Entries from a dataset:
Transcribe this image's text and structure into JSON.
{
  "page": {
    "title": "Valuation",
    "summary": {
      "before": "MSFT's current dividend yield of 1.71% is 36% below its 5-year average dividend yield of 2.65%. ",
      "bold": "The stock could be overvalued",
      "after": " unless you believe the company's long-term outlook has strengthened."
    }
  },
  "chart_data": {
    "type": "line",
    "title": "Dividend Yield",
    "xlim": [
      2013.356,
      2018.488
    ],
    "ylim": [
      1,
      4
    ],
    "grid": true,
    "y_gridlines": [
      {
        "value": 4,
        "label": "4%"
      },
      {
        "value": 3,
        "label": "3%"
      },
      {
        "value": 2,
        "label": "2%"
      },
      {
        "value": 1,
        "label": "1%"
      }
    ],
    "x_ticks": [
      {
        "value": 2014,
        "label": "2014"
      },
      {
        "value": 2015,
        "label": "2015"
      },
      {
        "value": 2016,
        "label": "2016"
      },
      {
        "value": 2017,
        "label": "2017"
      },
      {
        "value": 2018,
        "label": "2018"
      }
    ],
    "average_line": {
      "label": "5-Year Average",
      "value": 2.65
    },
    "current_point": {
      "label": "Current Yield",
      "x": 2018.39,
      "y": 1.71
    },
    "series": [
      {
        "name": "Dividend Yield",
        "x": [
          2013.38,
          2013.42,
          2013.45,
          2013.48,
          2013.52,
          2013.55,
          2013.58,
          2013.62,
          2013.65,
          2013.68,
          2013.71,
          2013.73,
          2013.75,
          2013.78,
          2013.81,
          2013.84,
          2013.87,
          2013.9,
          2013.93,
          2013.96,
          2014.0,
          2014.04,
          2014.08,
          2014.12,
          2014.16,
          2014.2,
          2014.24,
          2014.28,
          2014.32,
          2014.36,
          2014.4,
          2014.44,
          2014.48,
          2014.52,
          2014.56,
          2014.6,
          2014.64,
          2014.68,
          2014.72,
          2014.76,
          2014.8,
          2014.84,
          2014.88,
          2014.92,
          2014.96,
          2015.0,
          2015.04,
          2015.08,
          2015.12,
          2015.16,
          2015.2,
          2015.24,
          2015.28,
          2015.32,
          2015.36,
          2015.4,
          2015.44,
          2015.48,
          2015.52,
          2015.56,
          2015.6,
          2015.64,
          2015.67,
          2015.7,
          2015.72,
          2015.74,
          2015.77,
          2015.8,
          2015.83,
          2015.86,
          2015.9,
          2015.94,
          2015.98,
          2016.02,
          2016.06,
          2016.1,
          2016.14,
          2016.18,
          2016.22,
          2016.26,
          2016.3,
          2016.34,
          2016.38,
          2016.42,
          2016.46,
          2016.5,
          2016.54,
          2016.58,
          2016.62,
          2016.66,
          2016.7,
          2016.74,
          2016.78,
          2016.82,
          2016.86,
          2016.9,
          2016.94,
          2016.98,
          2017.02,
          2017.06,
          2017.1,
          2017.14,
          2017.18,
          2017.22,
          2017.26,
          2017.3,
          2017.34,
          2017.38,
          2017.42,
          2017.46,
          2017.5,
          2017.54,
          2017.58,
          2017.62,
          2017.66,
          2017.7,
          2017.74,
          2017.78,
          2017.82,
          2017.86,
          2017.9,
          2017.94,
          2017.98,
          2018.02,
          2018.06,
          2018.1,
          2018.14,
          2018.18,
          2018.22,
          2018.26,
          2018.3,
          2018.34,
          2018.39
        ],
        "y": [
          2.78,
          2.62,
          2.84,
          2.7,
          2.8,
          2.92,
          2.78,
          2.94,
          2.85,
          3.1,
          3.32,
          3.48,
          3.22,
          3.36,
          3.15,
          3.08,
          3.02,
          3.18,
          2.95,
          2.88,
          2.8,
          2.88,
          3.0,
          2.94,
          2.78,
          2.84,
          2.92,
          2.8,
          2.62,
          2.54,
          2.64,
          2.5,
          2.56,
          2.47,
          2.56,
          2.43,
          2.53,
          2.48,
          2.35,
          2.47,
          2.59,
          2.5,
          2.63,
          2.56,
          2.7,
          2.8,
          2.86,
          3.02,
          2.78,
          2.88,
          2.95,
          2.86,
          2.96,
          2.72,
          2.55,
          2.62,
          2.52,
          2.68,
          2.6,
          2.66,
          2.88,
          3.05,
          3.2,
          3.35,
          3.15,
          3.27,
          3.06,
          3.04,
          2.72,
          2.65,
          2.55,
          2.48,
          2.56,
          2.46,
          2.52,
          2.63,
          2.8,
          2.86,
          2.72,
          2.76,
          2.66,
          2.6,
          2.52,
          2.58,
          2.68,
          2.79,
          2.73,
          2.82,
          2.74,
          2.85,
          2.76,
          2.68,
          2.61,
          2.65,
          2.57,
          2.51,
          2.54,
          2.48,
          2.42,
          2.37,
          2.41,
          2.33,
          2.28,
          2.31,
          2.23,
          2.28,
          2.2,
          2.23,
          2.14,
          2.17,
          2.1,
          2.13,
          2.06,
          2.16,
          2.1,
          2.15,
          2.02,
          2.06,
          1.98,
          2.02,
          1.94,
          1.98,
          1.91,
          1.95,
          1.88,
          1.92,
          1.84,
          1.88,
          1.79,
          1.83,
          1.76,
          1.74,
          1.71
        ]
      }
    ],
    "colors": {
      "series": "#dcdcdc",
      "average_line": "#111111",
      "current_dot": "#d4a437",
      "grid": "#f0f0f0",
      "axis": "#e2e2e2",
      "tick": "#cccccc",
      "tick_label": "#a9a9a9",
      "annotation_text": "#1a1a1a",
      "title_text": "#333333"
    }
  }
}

Set exercise: Make a verbatim copy of every entry shown above.

Response for this exercise:
Transcribe this image's text and structure into JSON.
{
  "page": {
    "title": "Valuation",
    "summary": {
      "before": "MSFT's current dividend yield of 1.71% is 36% below its 5-year average dividend yield of 2.65%. ",
      "bold": "The stock could be overvalued",
      "after": " unless you believe the company's long-term outlook has strengthened."
    }
  },
  "chart_data": {
    "type": "line",
    "title": "Dividend Yield",
    "xlim": [
      2013.356,
      2018.488
    ],
    "ylim": [
      1,
      4
    ],
    "grid": true,
    "y_gridlines": [
      {
        "value": 4,
        "label": "4%"
      },
      {
        "value": 3,
        "label": "3%"
      },
      {
        "value": 2,
        "label": "2%"
      },
      {
        "value": 1,
        "label": "1%"
      }
    ],
    "x_ticks": [
      {
        "value": 2014,
        "label": "2014"
      },
      {
        "value": 2015,
        "label": "2015"
      },
      {
        "value": 2016,
        "label": "2016"
      },
      {
        "value": 2017,
        "label": "2017"
      },
      {
        "value": 2018,
        "label": "2018"
      }
    ],
    "average_line": {
      "label": "5-Year Average",
      "value": 2.65
    },
    "current_point": {
      "label": "Current Yield",
      "x": 2018.39,
      "y": 1.71
    },
    "series": [
      {
        "name": "Dividend Yield",
        "x": [
          2013.38,
          2013.42,
          2013.45,
          2013.48,
          2013.52,
          2013.55,
          2013.58,
          2013.62,
          2013.65,
          2013.68,
          2013.71,
          2013.73,
          2013.75,
          2013.78,
          2013.81,
          2013.84,
          2013.87,
          2013.9,
          2013.93,
          2013.96,
          2014.0,
          2014.04,
          2014.08,
          2014.12,
          2014.16,
          2014.2,
          2014.24,
          2014.28,
          2014.32,
          2014.36,
          2014.4,
          2014.44,
          2014.48,
          2014.52,
          2014.56,
          2014.6,
          2014.64,
          2014.68,
          2014.72,
          2014.76,
          2014.8,
          2014.84,
          2014.88,
          2014.92,
          2014.96,
          2015.0,
          2015.04,
          2015.08,
          2015.12,
          2015.16,
          2015.2,
          2015.24,
          2015.28,
          2015.32,
          2015.36,
          2015.4,
          2015.44,
          2015.48,
          2015.52,
          2015.56,
          2015.6,
          2015.64,
          2015.67,
          2015.7,
          2015.72,
          2015.74,
          2015.77,
          2015.8,
          2015.83,
          2015.86,
          2015.9,
          2015.94,
          2015.98,
          2016.02,
          2016.06,
          2016.1,
          2016.14,
          2016.18,
          2016.22,
          2016.26,
          2016.3,
          2016.34,
          2016.38,
          2016.42,
          2016.46,
          2016.5,
          2016.54,
          2016.58,
          2016.62,
          2016.66,
          2016.7,
          2016.74,
          2016.78,
          2016.82,
          2016.86,
          2016.9,
          2016.94,
          2016.98,
          2017.02,
          2017.06,
          2017.1,
          2017.14,
          2017.18,
          2017.22,
          2017.26,
          2017.3,
          2017.34,
          2017.38,
          2017.42,
          2017.46,
          2017.5,
          2017.54,
          2017.58,
          2017.62,
          2017.66,
          2017.7,
          2017.74,
          2017.78,
          2017.82,
          2017.86,
          2017.9,
          2017.94,
          2017.98,
          2018.02,
          2018.06,
          2018.1,
          2018.14,
          2018.18,
          2018.22,
          2018.26,
          2018.3,
          2018.34,
          2018.39
        ],
        "y": [
          2.78,
          2.62,
          2.84,
          2.7,
          2.8,
          2.92,
          2.78,
          2.94,
          2.85,
          3.1,
          3.32,
          3.48,
          3.22,
          3.36,
          3.15,
          3.08,
          3.02,
          3.18,
          2.95,
          2.88,
          2.8,
          2.88,
          3.0,
          2.94,
          2.78,
          2.84,
          2.92,
          2.8,
          2.62,
          2.54,
          2.64,
          2.5,
          2.56,
          2.47,
          2.56,
          2.43,
          2.53,
          2.48,
          2.35,
          2.47,
          2.59,
          2.5,
          2.63,
          2.56,
          2.7,
          2.8,
          2.86,
          3.02,
          2.78,
          2.88,
          2.95,
          2.86,
          2.96,
          2.72,
          2.55,
          2.62,
          2.52,
          2.68,
          2.6,
          2.66,
          2.88,
          3.05,
          3.2,
          3.35,
          3.15,
          3.27,
          3.06,
          3.04,
          2.72,
          2.65,
          2.55,
          2.48,
          2.56,
          2.46,
          2.52,
          2.63,
          2.8,
          2.86,
          2.72,
          2.76,
          2.66,
          2.6,
          2.52,
          2.58,
          2.68,
          2.79,
          2.73,
          2.82,
          2.74,
          2.85,
          2.76,
          2.68,
          2.61,
          2.65,
          2.57,
          2.51,
          2.54,
          2.48,
          2.42,
          2.37,
          2.41,
          2.33,
          2.28,
          2.31,
          2.23,
          2.28,
          2.2,
          2.23,
          2.14,
          2.17,
          2.1,
          2.13,
          2.06,
          2.16,
          2.1,
          2.15,
          2.02,
          2.06,
          1.98,
          2.02,
          1.94,
          1.98,
          1.91,
          1.95,
          1.88,
          1.92,
          1.84,
          1.88,
          1.79,
          1.83,
          1.76,
          1.74,
          1.71
        ]
      }
    ],
    "colors": {
      "series": "#dcdcdc",
      "average_line": "#111111",
      "current_dot": "#d4a437",
      "grid": "#f0f0f0",
      "axis": "#e2e2e2",
      "tick": "#cccccc",
      "tick_label": "#a9a9a9",
      "annotation_text": "#1a1a1a",
      "title_text": "#333333"
    }
  }
}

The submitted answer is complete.